### [Work required]
Print all the entries verbatim.
======== Material for the task ========
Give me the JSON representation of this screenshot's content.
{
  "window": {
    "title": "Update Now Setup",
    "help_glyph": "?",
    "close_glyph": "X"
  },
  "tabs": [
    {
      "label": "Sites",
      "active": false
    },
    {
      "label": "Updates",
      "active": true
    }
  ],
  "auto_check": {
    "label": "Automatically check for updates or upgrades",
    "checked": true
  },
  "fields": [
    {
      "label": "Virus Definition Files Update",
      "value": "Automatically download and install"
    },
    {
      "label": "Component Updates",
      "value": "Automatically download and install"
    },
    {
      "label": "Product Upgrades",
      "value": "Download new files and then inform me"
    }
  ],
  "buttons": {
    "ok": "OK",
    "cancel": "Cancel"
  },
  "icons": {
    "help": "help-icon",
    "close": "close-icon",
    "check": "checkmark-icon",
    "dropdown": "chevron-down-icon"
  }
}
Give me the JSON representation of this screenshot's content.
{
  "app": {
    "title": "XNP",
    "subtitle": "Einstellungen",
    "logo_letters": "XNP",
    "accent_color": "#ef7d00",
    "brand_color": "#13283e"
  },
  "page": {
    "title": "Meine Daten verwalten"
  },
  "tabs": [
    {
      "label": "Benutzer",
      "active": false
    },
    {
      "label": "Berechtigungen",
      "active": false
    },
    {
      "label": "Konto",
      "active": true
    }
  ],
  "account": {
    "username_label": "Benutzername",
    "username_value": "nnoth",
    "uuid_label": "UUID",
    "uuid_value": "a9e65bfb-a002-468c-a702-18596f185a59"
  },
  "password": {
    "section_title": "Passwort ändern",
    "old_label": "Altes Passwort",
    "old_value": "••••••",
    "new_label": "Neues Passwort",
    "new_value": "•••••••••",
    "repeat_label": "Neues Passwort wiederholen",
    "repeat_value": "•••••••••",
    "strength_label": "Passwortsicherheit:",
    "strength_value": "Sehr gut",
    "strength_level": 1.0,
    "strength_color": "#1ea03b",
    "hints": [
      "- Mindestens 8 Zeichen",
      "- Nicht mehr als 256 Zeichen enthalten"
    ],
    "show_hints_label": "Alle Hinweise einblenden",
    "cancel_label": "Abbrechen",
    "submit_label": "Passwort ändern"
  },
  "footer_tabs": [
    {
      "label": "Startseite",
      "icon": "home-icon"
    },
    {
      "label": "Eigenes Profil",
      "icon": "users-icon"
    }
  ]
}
========
### [Result for this exercise]
Give me the JSON representation of this screenshot's content.
{
  "window": {
    "title": "Update Now Setup",
    "help_glyph": "?",
    "close_glyph": "X"
  },
  "tabs": [
    {
      "label": "Sites",
      "active": false
    },
    {
      "label": "Updates",
      "active": true
    }
  ],
  "auto_check": {
    "label": "Automatically check for updates or upgrades",
    "checked": true
  },
  "fields": [
    {
      "label": "Virus Definition Files Update",
      "value": "Automatically download and install"
    },
    {
      "label": "Component Updates",
      "value": "Automatically download and install"
    },
    {
      "label": "Product Upgrades",
      "value": "Download new files and then inform me"
    }
  ],
  "buttons": {
    "ok": "OK",
    "cancel": "Cancel"
  },
  "icons": {
    "help": "help-icon",
    "close": "close-icon",
    "check": "checkmark-icon",
    "dropdown": "chevron-down-icon"
  }
}
Give me the JSON representation of this screenshot's content.
{
  "app": {
    "title": "XNP",
    "subtitle": "Einstellungen",
    "logo_letters": "XNP",
    "accent_color": "#ef7d00",
    "brand_color": "#13283e"
  },
  "page": {
    "title": "Meine Daten verwalten"
  },
  "tabs": [
    {
      "label": "Benutzer",
      "active": false
    },
    {
      "label": "Berechtigungen",
      "active": false
    },
    {
      "label": "Konto",
      "active": true
    }
  ],
  "account": {
    "username_label": "Benutzername",
    "username_value": "nnoth",
    "uuid_label": "UUID",
    "uuid_value": "a9e65bfb-a002-468c-a702-18596f185a59"
  },
  "password": {
    "section_title": "Passwort ändern",
    "old_label": "Altes Passwort",
    "old_value": "••••••",
    "new_label": "Neues Passwort",
    "new_value": "•••••••••",
    "repeat_label": "Neues Passwort wiederholen",
    "repeat_value": "•••••••••",
    "strength_label": "Passwortsicherheit:",
    "strength_value": "Sehr gut",
    "strength_level": 1.0,
    "strength_color": "#1ea03b",
    "hints": [
      "- Mindestens 8 Zeichen",
      "- Nicht mehr als 256 Zeichen enthalten"
    ],
    "show_hints_label": "Alle Hinweise einblenden",
    "cancel_label": "Abbrechen",
    "submit_label": "Passwort ändern"
  },
  "footer_tabs": [
    {
      "label": "Startseite",
      "icon": "home-icon"
    },
    {
      "label": "Eigenes Profil",
      "icon": "users-icon"
    }
  ]
}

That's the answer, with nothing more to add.